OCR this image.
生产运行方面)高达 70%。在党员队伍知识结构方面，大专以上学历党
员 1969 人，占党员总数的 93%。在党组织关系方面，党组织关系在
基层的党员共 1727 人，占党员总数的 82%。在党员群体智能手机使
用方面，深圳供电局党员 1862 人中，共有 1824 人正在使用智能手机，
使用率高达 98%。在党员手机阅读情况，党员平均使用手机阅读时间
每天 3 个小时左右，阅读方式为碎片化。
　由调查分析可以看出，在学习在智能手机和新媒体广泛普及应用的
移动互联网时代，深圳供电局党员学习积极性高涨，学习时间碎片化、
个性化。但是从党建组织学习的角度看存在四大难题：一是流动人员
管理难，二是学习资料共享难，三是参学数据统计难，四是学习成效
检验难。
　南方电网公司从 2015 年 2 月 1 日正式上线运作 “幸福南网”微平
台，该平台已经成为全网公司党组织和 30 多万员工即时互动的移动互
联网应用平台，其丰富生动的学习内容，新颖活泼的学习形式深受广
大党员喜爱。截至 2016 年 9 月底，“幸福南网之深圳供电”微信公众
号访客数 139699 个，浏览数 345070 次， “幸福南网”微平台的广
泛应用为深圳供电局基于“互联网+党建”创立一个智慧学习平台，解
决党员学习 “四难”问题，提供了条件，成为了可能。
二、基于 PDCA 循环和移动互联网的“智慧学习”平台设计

|---|

* Short exercise: Write out all of the records above exactly as they appear.

* Answer:
OCR this image.
生产运行方面)高达 70%。在党员队伍知识结构方面，大专以上学历党
员 1969 人，占党员总数的 93%。在党组织关系方面，党组织关系在
基层的党员共 1727 人，占党员总数的 82%。在党员群体智能手机使
用方面，深圳供电局党员 1862 人中，共有 1824 人正在使用智能手机，
使用率高达 98%。在党员手机阅读情况，党员平均使用手机阅读时间
每天 3 个小时左右，阅读方式为碎片化。
　由调查分析可以看出，在学习在智能手机和新媒体广泛普及应用的
移动互联网时代，深圳供电局党员学习积极性高涨，学习时间碎片化、
个性化。但是从党建组织学习的角度看存在四大难题：一是流动人员
管理难，二是学习资料共享难，三是参学数据统计难，四是学习成效
检验难。
　南方电网公司从 2015 年 2 月 1 日正式上线运作 “幸福南网”微平
台，该平台已经成为全网公司党组织和 30 多万员工即时互动的移动互
联网应用平台，其丰富生动的学习内容，新颖活泼的学习形式深受广
大党员喜爱。截至 2016 年 9 月底，“幸福南网之深圳供电”微信公众
号访客数 139699 个，浏览数 345070 次， “幸福南网”微平台的广
泛应用为深圳供电局基于“互联网+党建”创立一个智慧学习平台，解
决党员学习 “四难”问题，提供了条件，成为了可能。
二、基于 PDCA 循环和移动互联网的“智慧学习”平台设计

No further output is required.